* Exercise directions
What you return should match every record exactly, with the images removed.

* Dataset records
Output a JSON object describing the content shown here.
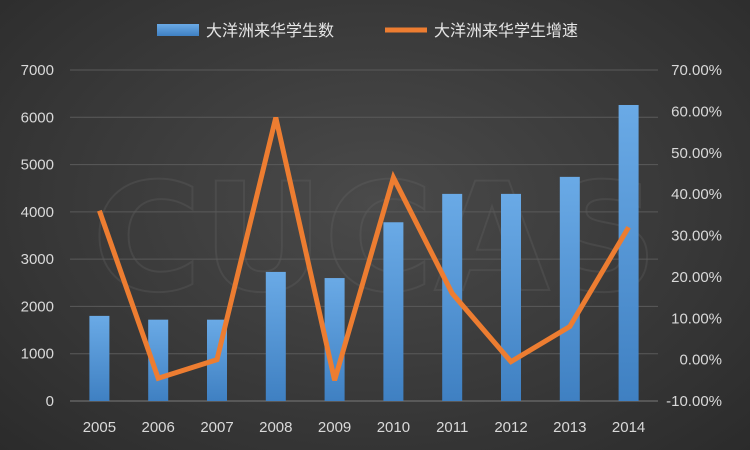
{
  "watermark": "CUCAS",
  "chart_data": {
    "type": "bar",
    "categories": [
      "2005",
      "2006",
      "2007",
      "2008",
      "2009",
      "2010",
      "2011",
      "2012",
      "2013",
      "2014"
    ],
    "series": [
      {
        "name": "大洋洲来华学生数",
        "type": "bar",
        "axis": "left",
        "color": "#5b9bd5",
        "values": [
          1800,
          1720,
          1720,
          2730,
          2600,
          3780,
          4380,
          4380,
          4740,
          6260
        ]
      },
      {
        "name": "大洋洲来华学生增速",
        "type": "line",
        "axis": "right",
        "color": "#ed7d31",
        "values": [
          0.36,
          -0.045,
          0.0,
          0.585,
          -0.05,
          0.44,
          0.16,
          -0.005,
          0.08,
          0.32
        ]
      }
    ],
    "y_left": {
      "ylim": [
        0,
        7000
      ],
      "ticks": [
        0,
        1000,
        2000,
        3000,
        4000,
        5000,
        6000,
        7000
      ],
      "tick_labels": [
        "0",
        "1000",
        "2000",
        "3000",
        "4000",
        "5000",
        "6000",
        "7000"
      ]
    },
    "y_right": {
      "ylim": [
        -0.1,
        0.7
      ],
      "ticks": [
        -0.1,
        0.0,
        0.1,
        0.2,
        0.3,
        0.4,
        0.5,
        0.6,
        0.7
      ],
      "tick_labels": [
        "-10.00%",
        "0.00%",
        "10.00%",
        "20.00%",
        "30.00%",
        "40.00%",
        "50.00%",
        "60.00%",
        "70.00%"
      ]
    },
    "grid": true,
    "legend_position": "top-center",
    "title": "",
    "xlabel": "",
    "ylabel": ""
  }
}
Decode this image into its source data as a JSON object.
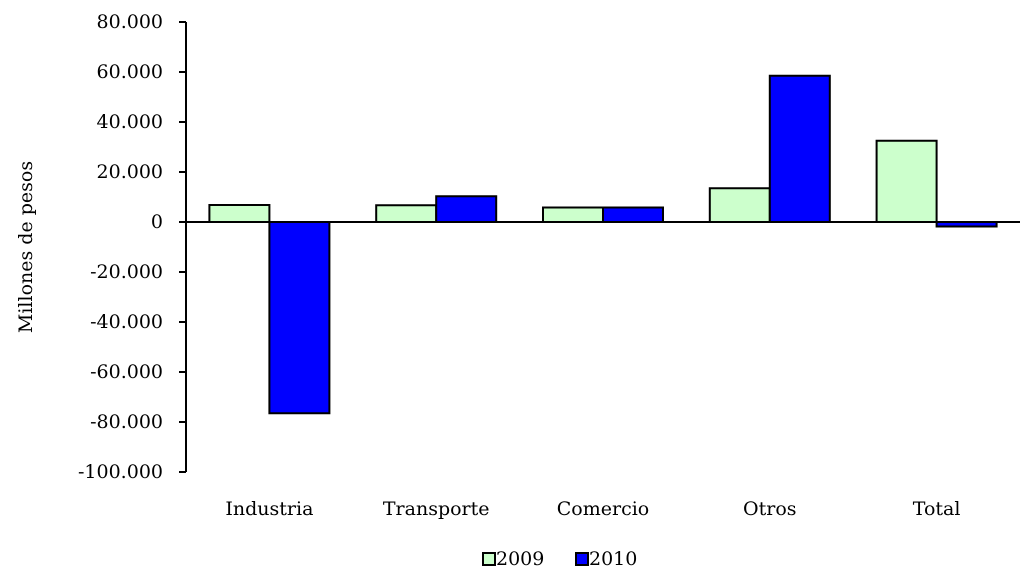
{
  "chart_data": {
    "type": "bar",
    "title": "",
    "xlabel": "",
    "ylabel": "Millones de pesos",
    "ylim": [
      -100000,
      80000
    ],
    "yticks": [
      80000,
      60000,
      40000,
      20000,
      0,
      -20000,
      -40000,
      -60000,
      -80000,
      -100000
    ],
    "ytick_labels": [
      "80.000",
      "60.000",
      "40.000",
      "20.000",
      "0",
      "-20.000",
      "-40.000",
      "-60.000",
      "-80.000",
      "-100.000"
    ],
    "categories": [
      "Industria",
      "Transporte",
      "Comercio",
      "Otros",
      "Total"
    ],
    "series": [
      {
        "name": "2009",
        "values": [
          6800,
          6700,
          5800,
          13500,
          32500
        ],
        "color": "#ccffcc"
      },
      {
        "name": "2010",
        "values": [
          -76500,
          10300,
          5800,
          58500,
          -1800
        ],
        "color": "#0000ff"
      }
    ],
    "grid": false,
    "legend_position": "bottom-center"
  }
}
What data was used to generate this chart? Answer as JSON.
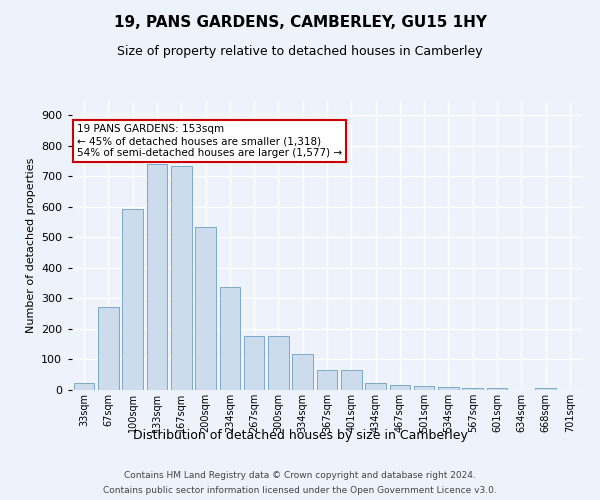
{
  "title": "19, PANS GARDENS, CAMBERLEY, GU15 1HY",
  "subtitle": "Size of property relative to detached houses in Camberley",
  "xlabel": "Distribution of detached houses by size in Camberley",
  "ylabel": "Number of detached properties",
  "bar_color": "#ccdcec",
  "bar_edge_color": "#7aaac8",
  "background_color": "#eef2fa",
  "grid_color": "#ffffff",
  "categories": [
    "33sqm",
    "67sqm",
    "100sqm",
    "133sqm",
    "167sqm",
    "200sqm",
    "234sqm",
    "267sqm",
    "300sqm",
    "334sqm",
    "367sqm",
    "401sqm",
    "434sqm",
    "467sqm",
    "501sqm",
    "534sqm",
    "567sqm",
    "601sqm",
    "634sqm",
    "668sqm",
    "701sqm"
  ],
  "values": [
    22,
    272,
    593,
    740,
    735,
    535,
    338,
    178,
    178,
    117,
    67,
    67,
    22,
    15,
    12,
    10,
    8,
    7,
    0,
    8,
    0
  ],
  "annotation_title": "19 PANS GARDENS: 153sqm",
  "annotation_line1": "← 45% of detached houses are smaller (1,318)",
  "annotation_line2": "54% of semi-detached houses are larger (1,577) →",
  "annotation_box_color": "#ffffff",
  "annotation_box_edge": "#cc0000",
  "ylim": [
    0,
    950
  ],
  "yticks": [
    0,
    100,
    200,
    300,
    400,
    500,
    600,
    700,
    800,
    900
  ],
  "footnote1": "Contains HM Land Registry data © Crown copyright and database right 2024.",
  "footnote2": "Contains public sector information licensed under the Open Government Licence v3.0."
}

* Solution to this problem
Output a JSON object describing the content shown here.
{
  "watermark": "CUCAS",
  "chart_data": {
    "type": "bar",
    "categories": [
      "2005",
      "2006",
      "2007",
      "2008",
      "2009",
      "2010",
      "2011",
      "2012",
      "2013",
      "2014"
    ],
    "series": [
      {
        "name": "大洋洲来华学生数",
        "type": "bar",
        "axis": "left",
        "color": "#5b9bd5",
        "values": [
          1800,
          1720,
          1720,
          2730,
          2600,
          3780,
          4380,
          4380,
          4740,
          6260
        ]
      },
      {
        "name": "大洋洲来华学生增速",
        "type": "line",
        "axis": "right",
        "color": "#ed7d31",
        "values": [
          0.36,
          -0.045,
          0.0,
          0.585,
          -0.05,
          0.44,
          0.16,
          -0.005,
          0.08,
          0.32
        ]
      }
    ],
    "y_left": {
      "ylim": [
        0,
        7000
      ],
      "ticks": [
        0,
        1000,
        2000,
        3000,
        4000,
        5000,
        6000,
        7000
      ],
      "tick_labels": [
        "0",
        "1000",
        "2000",
        "3000",
        "4000",
        "5000",
        "6000",
        "7000"
      ]
    },
    "y_right": {
      "ylim": [
        -0.1,
        0.7
      ],
      "ticks": [
        -0.1,
        0.0,
        0.1,
        0.2,
        0.3,
        0.4,
        0.5,
        0.6,
        0.7
      ],
      "tick_labels": [
        "-10.00%",
        "0.00%",
        "10.00%",
        "20.00%",
        "30.00%",
        "40.00%",
        "50.00%",
        "60.00%",
        "70.00%"
      ]
    },
    "grid": true,
    "legend_position": "top-center",
    "title": "",
    "xlabel": "",
    "ylabel": ""
  }
}
Decode this image into its source data as a JSON object.
{
  "chart_data": {
    "type": "bar",
    "title": "",
    "xlabel": "",
    "ylabel": "Millones de pesos",
    "ylim": [
      -100000,
      80000
    ],
    "yticks": [
      80000,
      60000,
      40000,
      20000,
      0,
      -20000,
      -40000,
      -60000,
      -80000,
      -100000
    ],
    "ytick_labels": [
      "80.000",
      "60.000",
      "40.000",
      "20.000",
      "0",
      "-20.000",
      "-40.000",
      "-60.000",
      "-80.000",
      "-100.000"
    ],
    "categories": [
      "Industria",
      "Transporte",
      "Comercio",
      "Otros",
      "Total"
    ],
    "series": [
      {
        "name": "2009",
        "values": [
          6800,
          6700,
          5800,
          13500,
          32500
        ],
        "color": "#ccffcc"
      },
      {
        "name": "2010",
        "values": [
          -76500,
          10300,
          5800,
          58500,
          -1800
        ],
        "color": "#0000ff"
      }
    ],
    "grid": false,
    "legend_position": "bottom-center"
  }
}
What data was used to generate this chart? Answer as JSON.
{
  "title": "19, PANS GARDENS, CAMBERLEY, GU15 1HY",
  "subtitle": "Size of property relative to detached houses in Camberley",
  "xlabel": "Distribution of detached houses by size in Camberley",
  "ylabel": "Number of detached properties",
  "bar_color": "#ccdcec",
  "bar_edge_color": "#7aaac8",
  "background_color": "#eef2fa",
  "grid_color": "#ffffff",
  "categories": [
    "33sqm",
    "67sqm",
    "100sqm",
    "133sqm",
    "167sqm",
    "200sqm",
    "234sqm",
    "267sqm",
    "300sqm",
    "334sqm",
    "367sqm",
    "401sqm",
    "434sqm",
    "467sqm",
    "501sqm",
    "534sqm",
    "567sqm",
    "601sqm",
    "634sqm",
    "668sqm",
    "701sqm"
  ],
  "values": [
    22,
    272,
    593,
    740,
    735,
    535,
    338,
    178,
    178,
    117,
    67,
    67,
    22,
    15,
    12,
    10,
    8,
    7,
    0,
    8,
    0
  ],
  "annotation_title": "19 PANS GARDENS: 153sqm",
  "annotation_line1": "← 45% of detached houses are smaller (1,318)",
  "annotation_line2": "54% of semi-detached houses are larger (1,577) →",
  "annotation_box_color": "#ffffff",
  "annotation_box_edge": "#cc0000",
  "ylim": [
    0,
    950
  ],
  "yticks": [
    0,
    100,
    200,
    300,
    400,
    500,
    600,
    700,
    800,
    900
  ],
  "footnote1": "Contains HM Land Registry data © Crown copyright and database right 2024.",
  "footnote2": "Contains public sector information licensed under the Open Government Licence v3.0."
}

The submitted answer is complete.